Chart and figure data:
★ ★ ★ ★ ★

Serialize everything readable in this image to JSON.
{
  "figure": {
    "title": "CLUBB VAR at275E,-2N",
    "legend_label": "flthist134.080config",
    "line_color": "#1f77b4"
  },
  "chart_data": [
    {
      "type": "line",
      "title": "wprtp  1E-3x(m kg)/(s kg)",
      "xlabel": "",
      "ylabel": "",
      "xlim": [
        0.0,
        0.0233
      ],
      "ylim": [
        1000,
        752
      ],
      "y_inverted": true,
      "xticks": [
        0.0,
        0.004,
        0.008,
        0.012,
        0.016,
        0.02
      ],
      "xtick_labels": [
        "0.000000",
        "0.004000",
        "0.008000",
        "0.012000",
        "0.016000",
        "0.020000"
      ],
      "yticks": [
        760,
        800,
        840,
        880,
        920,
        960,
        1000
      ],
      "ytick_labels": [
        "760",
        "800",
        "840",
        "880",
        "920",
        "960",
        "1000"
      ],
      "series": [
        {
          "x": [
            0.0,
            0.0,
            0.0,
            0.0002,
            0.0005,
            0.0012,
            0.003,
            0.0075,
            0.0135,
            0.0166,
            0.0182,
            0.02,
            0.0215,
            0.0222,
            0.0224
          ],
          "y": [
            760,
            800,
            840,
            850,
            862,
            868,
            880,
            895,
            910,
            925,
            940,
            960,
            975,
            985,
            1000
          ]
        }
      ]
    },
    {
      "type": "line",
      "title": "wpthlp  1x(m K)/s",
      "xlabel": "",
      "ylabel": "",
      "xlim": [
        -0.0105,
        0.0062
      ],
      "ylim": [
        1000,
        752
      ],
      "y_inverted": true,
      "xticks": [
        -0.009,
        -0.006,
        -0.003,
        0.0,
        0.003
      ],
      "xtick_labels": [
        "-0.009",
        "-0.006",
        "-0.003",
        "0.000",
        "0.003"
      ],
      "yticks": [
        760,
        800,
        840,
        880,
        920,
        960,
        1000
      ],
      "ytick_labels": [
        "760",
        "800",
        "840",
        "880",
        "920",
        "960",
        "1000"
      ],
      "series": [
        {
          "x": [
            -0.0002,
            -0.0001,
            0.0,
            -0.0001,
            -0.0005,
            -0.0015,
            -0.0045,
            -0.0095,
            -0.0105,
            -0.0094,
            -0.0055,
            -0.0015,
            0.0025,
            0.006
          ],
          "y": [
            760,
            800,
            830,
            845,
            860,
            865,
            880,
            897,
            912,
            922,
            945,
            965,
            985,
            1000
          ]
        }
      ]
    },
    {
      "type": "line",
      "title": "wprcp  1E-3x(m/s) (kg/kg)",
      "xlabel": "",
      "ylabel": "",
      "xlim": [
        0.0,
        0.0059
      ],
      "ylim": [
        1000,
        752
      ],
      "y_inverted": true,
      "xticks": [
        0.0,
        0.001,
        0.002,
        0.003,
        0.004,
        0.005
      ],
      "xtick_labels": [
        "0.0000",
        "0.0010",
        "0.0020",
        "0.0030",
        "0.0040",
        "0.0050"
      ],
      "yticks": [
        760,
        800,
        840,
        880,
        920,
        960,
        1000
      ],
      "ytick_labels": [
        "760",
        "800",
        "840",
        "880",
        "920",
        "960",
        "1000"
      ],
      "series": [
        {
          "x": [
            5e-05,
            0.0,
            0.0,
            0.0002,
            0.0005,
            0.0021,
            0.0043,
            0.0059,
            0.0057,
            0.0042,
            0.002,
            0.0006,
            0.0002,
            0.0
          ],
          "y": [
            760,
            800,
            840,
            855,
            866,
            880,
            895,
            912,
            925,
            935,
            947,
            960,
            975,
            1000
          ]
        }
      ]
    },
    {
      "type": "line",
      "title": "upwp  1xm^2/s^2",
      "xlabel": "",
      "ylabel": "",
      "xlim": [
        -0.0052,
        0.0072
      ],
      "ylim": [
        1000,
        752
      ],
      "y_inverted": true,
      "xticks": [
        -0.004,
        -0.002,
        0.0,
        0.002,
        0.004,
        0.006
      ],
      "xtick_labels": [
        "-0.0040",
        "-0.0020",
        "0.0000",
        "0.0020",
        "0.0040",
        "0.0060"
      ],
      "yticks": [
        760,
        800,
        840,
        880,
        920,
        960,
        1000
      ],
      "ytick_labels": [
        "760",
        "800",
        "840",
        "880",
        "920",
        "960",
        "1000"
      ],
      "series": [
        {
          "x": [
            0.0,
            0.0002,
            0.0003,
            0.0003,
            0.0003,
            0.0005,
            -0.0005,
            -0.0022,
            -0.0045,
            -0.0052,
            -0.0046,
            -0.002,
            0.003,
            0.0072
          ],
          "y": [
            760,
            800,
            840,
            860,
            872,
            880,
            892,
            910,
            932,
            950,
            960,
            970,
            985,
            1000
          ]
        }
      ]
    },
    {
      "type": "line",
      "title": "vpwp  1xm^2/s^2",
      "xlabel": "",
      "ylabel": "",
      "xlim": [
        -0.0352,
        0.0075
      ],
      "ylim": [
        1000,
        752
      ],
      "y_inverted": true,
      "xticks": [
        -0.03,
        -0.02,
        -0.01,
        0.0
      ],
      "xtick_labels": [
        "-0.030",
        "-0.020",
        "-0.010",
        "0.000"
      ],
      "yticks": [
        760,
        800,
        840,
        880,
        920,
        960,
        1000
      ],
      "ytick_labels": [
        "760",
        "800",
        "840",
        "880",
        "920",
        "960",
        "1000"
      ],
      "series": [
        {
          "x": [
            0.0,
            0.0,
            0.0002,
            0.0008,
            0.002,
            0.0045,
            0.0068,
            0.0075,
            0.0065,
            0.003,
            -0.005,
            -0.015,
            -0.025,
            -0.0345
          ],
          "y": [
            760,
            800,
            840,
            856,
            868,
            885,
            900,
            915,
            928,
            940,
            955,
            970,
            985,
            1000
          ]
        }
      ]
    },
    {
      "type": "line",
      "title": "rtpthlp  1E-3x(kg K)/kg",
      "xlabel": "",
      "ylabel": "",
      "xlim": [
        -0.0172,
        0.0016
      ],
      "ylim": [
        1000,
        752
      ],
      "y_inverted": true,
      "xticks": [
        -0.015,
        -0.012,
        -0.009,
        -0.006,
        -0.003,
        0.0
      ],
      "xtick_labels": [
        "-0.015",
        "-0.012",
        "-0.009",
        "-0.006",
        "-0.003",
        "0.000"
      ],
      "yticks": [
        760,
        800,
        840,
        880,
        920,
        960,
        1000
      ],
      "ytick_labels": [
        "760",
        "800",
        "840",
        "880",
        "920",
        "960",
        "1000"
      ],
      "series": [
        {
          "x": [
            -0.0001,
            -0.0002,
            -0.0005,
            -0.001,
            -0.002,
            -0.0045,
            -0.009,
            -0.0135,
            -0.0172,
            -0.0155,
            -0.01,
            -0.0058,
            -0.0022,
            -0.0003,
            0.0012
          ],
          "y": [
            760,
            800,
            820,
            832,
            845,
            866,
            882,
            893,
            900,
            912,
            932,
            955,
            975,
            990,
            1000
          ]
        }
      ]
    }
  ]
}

★ ★ ★ ★ ★

## THE EXERCISE
All of the records must be retyped exactly as they are.

## RESPONSE
Serialize everything readable in this image to JSON.
{
  "figure": {
    "title": "CLUBB VAR at275E,-2N",
    "legend_label": "flthist134.080config",
    "line_color": "#1f77b4"
  },
  "chart_data": [
    {
      "type": "line",
      "title": "wprtp  1E-3x(m kg)/(s kg)",
      "xlabel": "",
      "ylabel": "",
      "xlim": [
        0.0,
        0.0233
      ],
      "ylim": [
        1000,
        752
      ],
      "y_inverted": true,
      "xticks": [
        0.0,
        0.004,
        0.008,
        0.012,
        0.016,
        0.02
      ],
      "xtick_labels": [
        "0.000000",
        "0.004000",
        "0.008000",
        "0.012000",
        "0.016000",
        "0.020000"
      ],
      "yticks": [
        760,
        800,
        840,
        880,
        920,
        960,
        1000
      ],
      "ytick_labels": [
        "760",
        "800",
        "840",
        "880",
        "920",
        "960",
        "1000"
      ],
      "series": [
        {
          "x": [
            0.0,
            0.0,
            0.0,
            0.0002,
            0.0005,
            0.0012,
            0.003,
            0.0075,
            0.0135,
            0.0166,
            0.0182,
            0.02,
            0.0215,
            0.0222,
            0.0224
          ],
          "y": [
            760,
            800,
            840,
            850,
            862,
            868,
            880,
            895,
            910,
            925,
            940,
            960,
            975,
            985,
            1000
          ]
        }
      ]
    },
    {
      "type": "line",
      "title": "wpthlp  1x(m K)/s",
      "xlabel": "",
      "ylabel": "",
      "xlim": [
        -0.0105,
        0.0062
      ],
      "ylim": [
        1000,
        752
      ],
      "y_inverted": true,
      "xticks": [
        -0.009,
        -0.006,
        -0.003,
        0.0,
        0.003
      ],
      "xtick_labels": [
        "-0.009",
        "-0.006",
        "-0.003",
        "0.000",
        "0.003"
      ],
      "yticks": [
        760,
        800,
        840,
        880,
        920,
        960,
        1000
      ],
      "ytick_labels": [
        "760",
        "800",
        "840",
        "880",
        "920",
        "960",
        "1000"
      ],
      "series": [
        {
          "x": [
            -0.0002,
            -0.0001,
            0.0,
            -0.0001,
            -0.0005,
            -0.0015,
            -0.0045,
            -0.0095,
            -0.0105,
            -0.0094,
            -0.0055,
            -0.0015,
            0.0025,
            0.006
          ],
          "y": [
            760,
            800,
            830,
            845,
            860,
            865,
            880,
            897,
            912,
            922,
            945,
            965,
            985,
            1000
          ]
        }
      ]
    },
    {
      "type": "line",
      "title": "wprcp  1E-3x(m/s) (kg/kg)",
      "xlabel": "",
      "ylabel": "",
      "xlim": [
        0.0,
        0.0059
      ],
      "ylim": [
        1000,
        752
      ],
      "y_inverted": true,
      "xticks": [
        0.0,
        0.001,
        0.002,
        0.003,
        0.004,
        0.005
      ],
      "xtick_labels": [
        "0.0000",
        "0.0010",
        "0.0020",
        "0.0030",
        "0.0040",
        "0.0050"
      ],
      "yticks": [
        760,
        800,
        840,
        880,
        920,
        960,
        1000
      ],
      "ytick_labels": [
        "760",
        "800",
        "840",
        "880",
        "920",
        "960",
        "1000"
      ],
      "series": [
        {
          "x": [
            5e-05,
            0.0,
            0.0,
            0.0002,
            0.0005,
            0.0021,
            0.0043,
            0.0059,
            0.0057,
            0.0042,
            0.002,
            0.0006,
            0.0002,
            0.0
          ],
          "y": [
            760,
            800,
            840,
            855,
            866,
            880,
            895,
            912,
            925,
            935,
            947,
            960,
            975,
            1000
          ]
        }
      ]
    },
    {
      "type": "line",
      "title": "upwp  1xm^2/s^2",
      "xlabel": "",
      "ylabel": "",
      "xlim": [
        -0.0052,
        0.0072
      ],
      "ylim": [
        1000,
        752
      ],
      "y_inverted": true,
      "xticks": [
        -0.004,
        -0.002,
        0.0,
        0.002,
        0.004,
        0.006
      ],
      "xtick_labels": [
        "-0.0040",
        "-0.0020",
        "0.0000",
        "0.0020",
        "0.0040",
        "0.0060"
      ],
      "yticks": [
        760,
        800,
        840,
        880,
        920,
        960,
        1000
      ],
      "ytick_labels": [
        "760",
        "800",
        "840",
        "880",
        "920",
        "960",
        "1000"
      ],
      "series": [
        {
          "x": [
            0.0,
            0.0002,
            0.0003,
            0.0003,
            0.0003,
            0.0005,
            -0.0005,
            -0.0022,
            -0.0045,
            -0.0052,
            -0.0046,
            -0.002,
            0.003,
            0.0072
          ],
          "y": [
            760,
            800,
            840,
            860,
            872,
            880,
            892,
            910,
            932,
            950,
            960,
            970,
            985,
            1000
          ]
        }
      ]
    },
    {
      "type": "line",
      "title": "vpwp  1xm^2/s^2",
      "xlabel": "",
      "ylabel": "",
      "xlim": [
        -0.0352,
        0.0075
      ],
      "ylim": [
        1000,
        752
      ],
      "y_inverted": true,
      "xticks": [
        -0.03,
        -0.02,
        -0.01,
        0.0
      ],
      "xtick_labels": [
        "-0.030",
        "-0.020",
        "-0.010",
        "0.000"
      ],
      "yticks": [
        760,
        800,
        840,
        880,
        920,
        960,
        1000
      ],
      "ytick_labels": [
        "760",
        "800",
        "840",
        "880",
        "920",
        "960",
        "1000"
      ],
      "series": [
        {
          "x": [
            0.0,
            0.0,
            0.0002,
            0.0008,
            0.002,
            0.0045,
            0.0068,
            0.0075,
            0.0065,
            0.003,
            -0.005,
            -0.015,
            -0.025,
            -0.0345
          ],
          "y": [
            760,
            800,
            840,
            856,
            868,
            885,
            900,
            915,
            928,
            940,
            955,
            970,
            985,
            1000
          ]
        }
      ]
    },
    {
      "type": "line",
      "title": "rtpthlp  1E-3x(kg K)/kg",
      "xlabel": "",
      "ylabel": "",
      "xlim": [
        -0.0172,
        0.0016
      ],
      "ylim": [
        1000,
        752
      ],
      "y_inverted": true,
      "xticks": [
        -0.015,
        -0.012,
        -0.009,
        -0.006,
        -0.003,
        0.0
      ],
      "xtick_labels": [
        "-0.015",
        "-0.012",
        "-0.009",
        "-0.006",
        "-0.003",
        "0.000"
      ],
      "yticks": [
        760,
        800,
        840,
        880,
        920,
        960,
        1000
      ],
      "ytick_labels": [
        "760",
        "800",
        "840",
        "880",
        "920",
        "960",
        "1000"
      ],
      "series": [
        {
          "x": [
            -0.0001,
            -0.0002,
            -0.0005,
            -0.001,
            -0.002,
            -0.0045,
            -0.009,
            -0.0135,
            -0.0172,
            -0.0155,
            -0.01,
            -0.0058,
            -0.0022,
            -0.0003,
            0.0012
          ],
          "y": [
            760,
            800,
            820,
            832,
            845,
            866,
            882,
            893,
            900,
            912,
            932,
            955,
            975,
            990,
            1000
          ]
        }
      ]
    }
  ]
}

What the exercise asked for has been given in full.